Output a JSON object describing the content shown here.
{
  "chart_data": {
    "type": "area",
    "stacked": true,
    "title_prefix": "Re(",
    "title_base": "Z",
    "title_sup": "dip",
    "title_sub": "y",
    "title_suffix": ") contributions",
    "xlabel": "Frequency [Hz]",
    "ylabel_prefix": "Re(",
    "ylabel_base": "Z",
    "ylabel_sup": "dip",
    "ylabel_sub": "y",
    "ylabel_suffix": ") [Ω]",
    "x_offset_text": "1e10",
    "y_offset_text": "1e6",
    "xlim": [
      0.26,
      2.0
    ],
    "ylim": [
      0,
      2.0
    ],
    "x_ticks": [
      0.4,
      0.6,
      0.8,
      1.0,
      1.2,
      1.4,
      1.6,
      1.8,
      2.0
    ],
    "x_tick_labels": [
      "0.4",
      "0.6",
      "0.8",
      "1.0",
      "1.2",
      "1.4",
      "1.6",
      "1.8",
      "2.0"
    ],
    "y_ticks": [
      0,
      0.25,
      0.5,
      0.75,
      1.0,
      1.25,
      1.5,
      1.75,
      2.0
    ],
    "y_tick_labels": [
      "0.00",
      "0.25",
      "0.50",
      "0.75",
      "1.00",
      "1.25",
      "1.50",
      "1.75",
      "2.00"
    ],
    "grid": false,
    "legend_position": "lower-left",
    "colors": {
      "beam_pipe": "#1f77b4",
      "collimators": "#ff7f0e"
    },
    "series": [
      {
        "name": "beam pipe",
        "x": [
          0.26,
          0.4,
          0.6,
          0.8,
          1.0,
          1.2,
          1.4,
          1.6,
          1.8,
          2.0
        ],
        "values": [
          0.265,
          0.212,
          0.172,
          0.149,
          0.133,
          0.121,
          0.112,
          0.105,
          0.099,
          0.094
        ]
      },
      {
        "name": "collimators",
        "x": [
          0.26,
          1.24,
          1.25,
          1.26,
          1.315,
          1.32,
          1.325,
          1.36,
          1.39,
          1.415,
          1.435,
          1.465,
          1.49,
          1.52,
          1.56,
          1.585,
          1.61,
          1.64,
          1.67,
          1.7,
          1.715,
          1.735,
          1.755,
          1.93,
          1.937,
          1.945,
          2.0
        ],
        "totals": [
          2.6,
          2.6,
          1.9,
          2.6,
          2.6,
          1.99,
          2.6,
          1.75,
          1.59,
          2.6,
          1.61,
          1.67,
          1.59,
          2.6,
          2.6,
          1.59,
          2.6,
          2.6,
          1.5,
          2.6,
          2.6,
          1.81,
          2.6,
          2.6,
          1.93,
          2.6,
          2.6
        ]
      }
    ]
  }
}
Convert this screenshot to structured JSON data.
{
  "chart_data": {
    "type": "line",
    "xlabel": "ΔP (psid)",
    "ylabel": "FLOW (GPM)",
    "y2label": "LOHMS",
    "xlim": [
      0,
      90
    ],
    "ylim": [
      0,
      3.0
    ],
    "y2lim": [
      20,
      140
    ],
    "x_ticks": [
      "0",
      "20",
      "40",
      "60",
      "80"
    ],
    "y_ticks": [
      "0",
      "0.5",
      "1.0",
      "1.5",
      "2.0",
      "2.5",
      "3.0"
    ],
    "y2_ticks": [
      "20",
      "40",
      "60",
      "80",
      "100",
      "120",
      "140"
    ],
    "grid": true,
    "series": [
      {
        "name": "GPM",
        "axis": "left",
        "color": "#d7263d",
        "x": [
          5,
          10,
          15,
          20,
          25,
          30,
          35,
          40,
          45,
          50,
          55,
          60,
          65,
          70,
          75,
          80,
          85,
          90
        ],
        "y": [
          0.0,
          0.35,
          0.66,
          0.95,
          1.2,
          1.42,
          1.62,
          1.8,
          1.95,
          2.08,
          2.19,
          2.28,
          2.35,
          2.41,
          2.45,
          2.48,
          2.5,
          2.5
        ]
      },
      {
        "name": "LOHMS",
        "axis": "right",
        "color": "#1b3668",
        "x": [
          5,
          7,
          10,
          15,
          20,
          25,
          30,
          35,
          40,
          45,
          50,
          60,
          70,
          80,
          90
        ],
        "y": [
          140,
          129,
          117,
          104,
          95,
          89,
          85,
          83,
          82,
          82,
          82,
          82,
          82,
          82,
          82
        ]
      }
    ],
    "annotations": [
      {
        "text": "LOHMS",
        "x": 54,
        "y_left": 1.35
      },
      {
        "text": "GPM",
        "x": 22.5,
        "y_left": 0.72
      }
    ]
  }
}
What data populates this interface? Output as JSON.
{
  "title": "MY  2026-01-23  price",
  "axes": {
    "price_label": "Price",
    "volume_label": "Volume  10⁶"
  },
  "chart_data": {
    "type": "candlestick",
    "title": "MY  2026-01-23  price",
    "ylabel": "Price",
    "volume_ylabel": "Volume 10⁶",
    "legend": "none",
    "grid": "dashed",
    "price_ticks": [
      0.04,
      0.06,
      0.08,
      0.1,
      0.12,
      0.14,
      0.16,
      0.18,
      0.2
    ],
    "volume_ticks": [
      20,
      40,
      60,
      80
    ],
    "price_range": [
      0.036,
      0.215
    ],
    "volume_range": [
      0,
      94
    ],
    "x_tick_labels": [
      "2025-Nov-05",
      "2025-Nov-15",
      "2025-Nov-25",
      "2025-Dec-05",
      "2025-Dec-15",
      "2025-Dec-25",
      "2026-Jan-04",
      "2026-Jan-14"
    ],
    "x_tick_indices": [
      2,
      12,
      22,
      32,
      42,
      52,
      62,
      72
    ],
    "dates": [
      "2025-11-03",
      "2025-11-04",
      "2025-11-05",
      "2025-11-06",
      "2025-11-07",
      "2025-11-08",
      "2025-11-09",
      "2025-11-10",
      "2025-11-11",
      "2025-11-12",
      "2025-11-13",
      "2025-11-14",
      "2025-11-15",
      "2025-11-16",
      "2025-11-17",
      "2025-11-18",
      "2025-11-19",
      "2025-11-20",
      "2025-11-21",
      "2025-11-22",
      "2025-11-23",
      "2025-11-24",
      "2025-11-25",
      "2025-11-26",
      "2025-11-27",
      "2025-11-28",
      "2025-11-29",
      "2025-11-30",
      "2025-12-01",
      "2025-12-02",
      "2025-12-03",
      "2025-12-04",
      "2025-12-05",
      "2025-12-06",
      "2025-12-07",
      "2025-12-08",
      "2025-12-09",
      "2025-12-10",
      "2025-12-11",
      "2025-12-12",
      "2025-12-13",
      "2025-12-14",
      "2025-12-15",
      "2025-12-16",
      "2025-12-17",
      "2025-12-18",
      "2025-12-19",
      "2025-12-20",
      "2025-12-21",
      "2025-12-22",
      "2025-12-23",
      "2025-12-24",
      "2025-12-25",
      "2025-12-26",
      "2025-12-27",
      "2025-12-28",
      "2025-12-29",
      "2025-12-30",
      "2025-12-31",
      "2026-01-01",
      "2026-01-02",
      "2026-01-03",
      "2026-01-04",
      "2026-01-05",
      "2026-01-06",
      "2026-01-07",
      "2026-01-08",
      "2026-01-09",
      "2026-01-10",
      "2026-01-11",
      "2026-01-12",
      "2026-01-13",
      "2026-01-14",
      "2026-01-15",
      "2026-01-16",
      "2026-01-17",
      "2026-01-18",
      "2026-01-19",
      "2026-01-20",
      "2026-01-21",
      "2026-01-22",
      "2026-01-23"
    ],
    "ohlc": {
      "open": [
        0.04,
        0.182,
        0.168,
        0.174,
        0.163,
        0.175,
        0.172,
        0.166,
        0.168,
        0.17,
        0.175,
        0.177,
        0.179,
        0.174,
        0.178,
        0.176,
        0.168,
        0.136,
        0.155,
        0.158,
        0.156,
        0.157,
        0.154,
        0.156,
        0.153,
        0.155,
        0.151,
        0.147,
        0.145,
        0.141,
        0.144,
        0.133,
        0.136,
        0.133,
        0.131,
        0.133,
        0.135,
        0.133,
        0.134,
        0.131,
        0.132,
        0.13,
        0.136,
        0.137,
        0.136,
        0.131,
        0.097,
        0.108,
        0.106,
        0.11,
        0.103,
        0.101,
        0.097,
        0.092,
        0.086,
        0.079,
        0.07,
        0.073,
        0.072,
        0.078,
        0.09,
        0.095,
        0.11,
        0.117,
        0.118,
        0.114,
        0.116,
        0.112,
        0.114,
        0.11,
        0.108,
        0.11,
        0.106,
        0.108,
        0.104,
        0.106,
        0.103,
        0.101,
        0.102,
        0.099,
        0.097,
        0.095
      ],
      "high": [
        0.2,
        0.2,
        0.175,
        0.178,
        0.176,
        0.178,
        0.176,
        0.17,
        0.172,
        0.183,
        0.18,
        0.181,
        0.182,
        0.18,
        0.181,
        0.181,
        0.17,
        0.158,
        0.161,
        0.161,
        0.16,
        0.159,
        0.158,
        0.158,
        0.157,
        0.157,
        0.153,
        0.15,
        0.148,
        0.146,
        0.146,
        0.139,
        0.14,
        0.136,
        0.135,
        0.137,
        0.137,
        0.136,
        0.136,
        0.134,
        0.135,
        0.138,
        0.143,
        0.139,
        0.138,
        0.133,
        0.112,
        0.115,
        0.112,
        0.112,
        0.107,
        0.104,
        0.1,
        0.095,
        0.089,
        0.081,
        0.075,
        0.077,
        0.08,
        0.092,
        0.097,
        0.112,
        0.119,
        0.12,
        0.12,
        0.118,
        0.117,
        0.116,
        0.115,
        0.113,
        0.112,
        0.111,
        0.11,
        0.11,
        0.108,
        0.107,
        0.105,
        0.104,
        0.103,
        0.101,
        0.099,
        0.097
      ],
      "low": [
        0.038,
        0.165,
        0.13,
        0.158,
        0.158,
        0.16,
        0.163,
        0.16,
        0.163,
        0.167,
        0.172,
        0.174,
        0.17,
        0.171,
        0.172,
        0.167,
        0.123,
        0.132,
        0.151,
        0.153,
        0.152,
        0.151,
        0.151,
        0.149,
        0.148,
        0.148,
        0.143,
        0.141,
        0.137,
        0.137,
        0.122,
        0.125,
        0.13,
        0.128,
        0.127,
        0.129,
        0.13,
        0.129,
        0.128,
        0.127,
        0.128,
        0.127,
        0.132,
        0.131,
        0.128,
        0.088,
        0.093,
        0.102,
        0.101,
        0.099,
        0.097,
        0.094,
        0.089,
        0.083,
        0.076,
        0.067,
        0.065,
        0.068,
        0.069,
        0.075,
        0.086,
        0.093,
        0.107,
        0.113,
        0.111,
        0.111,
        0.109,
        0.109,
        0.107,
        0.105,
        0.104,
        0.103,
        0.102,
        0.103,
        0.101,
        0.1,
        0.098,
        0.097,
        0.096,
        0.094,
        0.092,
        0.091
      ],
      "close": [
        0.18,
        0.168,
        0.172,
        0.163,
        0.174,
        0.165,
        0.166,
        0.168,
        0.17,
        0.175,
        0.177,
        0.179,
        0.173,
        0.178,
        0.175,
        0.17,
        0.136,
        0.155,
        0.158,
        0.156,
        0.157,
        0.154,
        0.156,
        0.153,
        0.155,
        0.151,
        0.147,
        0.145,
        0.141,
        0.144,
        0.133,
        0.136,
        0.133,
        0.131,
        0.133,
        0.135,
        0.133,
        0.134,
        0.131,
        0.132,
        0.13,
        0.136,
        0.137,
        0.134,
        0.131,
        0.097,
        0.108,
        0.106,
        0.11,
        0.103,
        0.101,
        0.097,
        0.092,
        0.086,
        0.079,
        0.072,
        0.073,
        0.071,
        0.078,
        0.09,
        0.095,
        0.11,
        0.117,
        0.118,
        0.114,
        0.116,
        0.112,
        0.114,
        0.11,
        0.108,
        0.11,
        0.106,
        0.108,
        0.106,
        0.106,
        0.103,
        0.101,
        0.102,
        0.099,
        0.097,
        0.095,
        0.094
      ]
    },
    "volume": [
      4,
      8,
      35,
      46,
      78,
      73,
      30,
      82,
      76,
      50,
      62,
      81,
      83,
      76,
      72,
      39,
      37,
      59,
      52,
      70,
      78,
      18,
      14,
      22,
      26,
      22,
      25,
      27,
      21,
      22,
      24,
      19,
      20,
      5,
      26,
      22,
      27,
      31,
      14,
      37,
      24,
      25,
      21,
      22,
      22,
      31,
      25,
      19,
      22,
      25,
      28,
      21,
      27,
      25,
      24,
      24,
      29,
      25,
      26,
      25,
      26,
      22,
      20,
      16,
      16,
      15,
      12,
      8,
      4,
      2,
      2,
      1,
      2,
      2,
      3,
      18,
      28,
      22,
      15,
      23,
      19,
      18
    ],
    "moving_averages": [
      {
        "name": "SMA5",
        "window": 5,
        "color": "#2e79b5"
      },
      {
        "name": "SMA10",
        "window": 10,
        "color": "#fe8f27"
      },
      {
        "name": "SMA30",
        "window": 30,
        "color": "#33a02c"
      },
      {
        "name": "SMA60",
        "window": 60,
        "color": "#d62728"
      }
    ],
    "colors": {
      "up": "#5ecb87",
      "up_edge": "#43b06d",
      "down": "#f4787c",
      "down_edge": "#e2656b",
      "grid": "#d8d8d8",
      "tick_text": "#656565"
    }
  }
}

○ ○ ○ ○ ○

§ EXERCISE PROMPT
Show every line above in which the word "this" occurs.

§ WRITTEN REPLY
Convert this screenshot to structured JSON data.
What data populates this interface? Output as JSON.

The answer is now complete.